╔══

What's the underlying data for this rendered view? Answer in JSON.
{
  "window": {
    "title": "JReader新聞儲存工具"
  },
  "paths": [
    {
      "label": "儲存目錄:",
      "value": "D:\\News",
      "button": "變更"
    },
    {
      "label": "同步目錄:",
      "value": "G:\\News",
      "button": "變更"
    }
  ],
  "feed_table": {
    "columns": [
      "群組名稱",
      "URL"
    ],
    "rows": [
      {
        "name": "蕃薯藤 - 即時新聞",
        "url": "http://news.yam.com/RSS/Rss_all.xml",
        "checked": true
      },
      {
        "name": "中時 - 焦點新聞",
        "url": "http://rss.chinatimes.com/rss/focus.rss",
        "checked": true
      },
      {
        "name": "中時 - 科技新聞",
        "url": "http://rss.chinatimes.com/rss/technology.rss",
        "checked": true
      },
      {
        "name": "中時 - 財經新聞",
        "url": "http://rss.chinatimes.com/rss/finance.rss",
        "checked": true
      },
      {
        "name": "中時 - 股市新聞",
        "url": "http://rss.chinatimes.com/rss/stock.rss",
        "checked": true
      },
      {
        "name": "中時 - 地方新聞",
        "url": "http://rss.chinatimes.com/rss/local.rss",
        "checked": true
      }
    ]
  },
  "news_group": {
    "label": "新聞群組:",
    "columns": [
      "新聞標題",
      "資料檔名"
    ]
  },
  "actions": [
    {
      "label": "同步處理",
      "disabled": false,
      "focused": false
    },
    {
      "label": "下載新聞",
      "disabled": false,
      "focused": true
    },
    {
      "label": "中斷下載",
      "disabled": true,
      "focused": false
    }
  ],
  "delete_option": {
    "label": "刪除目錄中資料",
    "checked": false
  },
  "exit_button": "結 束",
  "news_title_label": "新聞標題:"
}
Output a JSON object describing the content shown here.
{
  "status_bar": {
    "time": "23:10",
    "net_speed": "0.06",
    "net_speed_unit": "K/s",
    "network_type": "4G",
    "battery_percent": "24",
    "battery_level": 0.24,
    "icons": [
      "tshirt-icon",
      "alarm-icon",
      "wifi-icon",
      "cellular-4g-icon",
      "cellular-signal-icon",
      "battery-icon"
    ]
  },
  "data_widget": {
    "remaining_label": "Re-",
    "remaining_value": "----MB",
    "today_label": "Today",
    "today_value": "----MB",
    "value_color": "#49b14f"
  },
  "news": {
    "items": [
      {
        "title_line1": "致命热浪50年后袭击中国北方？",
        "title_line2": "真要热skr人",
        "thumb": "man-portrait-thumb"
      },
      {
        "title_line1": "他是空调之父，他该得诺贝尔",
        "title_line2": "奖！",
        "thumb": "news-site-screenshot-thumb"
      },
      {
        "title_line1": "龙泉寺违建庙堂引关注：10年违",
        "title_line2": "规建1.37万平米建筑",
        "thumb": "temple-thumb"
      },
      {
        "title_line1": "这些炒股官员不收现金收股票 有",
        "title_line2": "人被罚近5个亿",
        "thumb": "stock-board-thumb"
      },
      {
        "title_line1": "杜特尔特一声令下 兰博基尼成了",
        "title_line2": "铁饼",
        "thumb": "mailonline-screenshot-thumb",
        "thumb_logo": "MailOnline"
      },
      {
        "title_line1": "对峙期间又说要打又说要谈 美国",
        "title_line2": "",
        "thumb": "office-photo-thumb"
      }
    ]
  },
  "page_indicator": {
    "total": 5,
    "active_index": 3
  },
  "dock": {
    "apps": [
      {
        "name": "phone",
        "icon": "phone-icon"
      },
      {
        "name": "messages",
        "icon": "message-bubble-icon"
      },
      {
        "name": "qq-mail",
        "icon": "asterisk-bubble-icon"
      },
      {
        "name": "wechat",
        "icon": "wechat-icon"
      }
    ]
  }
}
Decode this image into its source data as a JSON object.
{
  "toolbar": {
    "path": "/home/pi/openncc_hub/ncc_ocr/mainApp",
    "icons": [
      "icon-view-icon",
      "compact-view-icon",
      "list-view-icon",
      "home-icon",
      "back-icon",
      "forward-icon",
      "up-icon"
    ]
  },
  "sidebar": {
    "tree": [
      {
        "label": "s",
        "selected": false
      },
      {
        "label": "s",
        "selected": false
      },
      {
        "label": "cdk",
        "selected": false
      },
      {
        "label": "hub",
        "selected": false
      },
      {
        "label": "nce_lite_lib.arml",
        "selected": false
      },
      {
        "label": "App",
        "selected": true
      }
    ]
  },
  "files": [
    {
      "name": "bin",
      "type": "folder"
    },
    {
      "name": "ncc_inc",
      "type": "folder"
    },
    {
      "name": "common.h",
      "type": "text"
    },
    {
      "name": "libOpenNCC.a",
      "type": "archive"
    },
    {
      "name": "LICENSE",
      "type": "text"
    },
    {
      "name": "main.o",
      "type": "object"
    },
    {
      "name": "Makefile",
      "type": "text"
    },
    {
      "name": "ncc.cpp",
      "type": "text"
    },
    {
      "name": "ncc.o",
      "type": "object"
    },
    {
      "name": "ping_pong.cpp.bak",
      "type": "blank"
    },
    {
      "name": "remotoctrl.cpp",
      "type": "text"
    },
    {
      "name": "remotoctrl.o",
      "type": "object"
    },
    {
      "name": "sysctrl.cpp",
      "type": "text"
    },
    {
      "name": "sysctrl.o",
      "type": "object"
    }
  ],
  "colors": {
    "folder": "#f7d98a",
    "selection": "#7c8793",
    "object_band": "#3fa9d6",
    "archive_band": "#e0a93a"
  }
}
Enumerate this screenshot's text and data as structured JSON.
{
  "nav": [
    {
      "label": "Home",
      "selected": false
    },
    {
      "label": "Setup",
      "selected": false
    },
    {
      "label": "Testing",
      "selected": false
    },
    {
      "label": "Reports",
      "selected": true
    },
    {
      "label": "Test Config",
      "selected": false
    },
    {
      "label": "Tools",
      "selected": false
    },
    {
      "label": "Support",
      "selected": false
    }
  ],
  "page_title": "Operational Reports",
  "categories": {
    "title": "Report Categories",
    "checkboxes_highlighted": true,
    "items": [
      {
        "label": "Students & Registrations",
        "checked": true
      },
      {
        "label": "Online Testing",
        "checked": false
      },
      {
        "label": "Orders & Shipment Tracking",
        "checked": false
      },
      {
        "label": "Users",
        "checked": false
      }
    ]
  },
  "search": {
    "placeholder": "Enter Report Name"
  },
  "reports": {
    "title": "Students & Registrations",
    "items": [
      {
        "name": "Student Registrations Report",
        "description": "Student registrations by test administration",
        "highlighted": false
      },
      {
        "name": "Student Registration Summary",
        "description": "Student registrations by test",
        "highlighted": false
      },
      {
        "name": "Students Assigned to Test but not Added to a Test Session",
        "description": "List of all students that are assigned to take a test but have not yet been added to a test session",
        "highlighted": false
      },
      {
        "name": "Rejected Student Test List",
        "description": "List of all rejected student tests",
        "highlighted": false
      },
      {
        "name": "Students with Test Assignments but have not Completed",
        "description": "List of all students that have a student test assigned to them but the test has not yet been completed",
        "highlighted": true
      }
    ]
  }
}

╚══

## PROBLEM TO SOLVE
Check each line of the records for "JSON" and copy the ones that contain it.

## EXERCISE OUTPUT
What's the underlying data for this rendered view? Answer in JSON.
Output a JSON object describing the content shown here.
Decode this image into its source data as a JSON object.
Enumerate this screenshot's text and data as structured JSON.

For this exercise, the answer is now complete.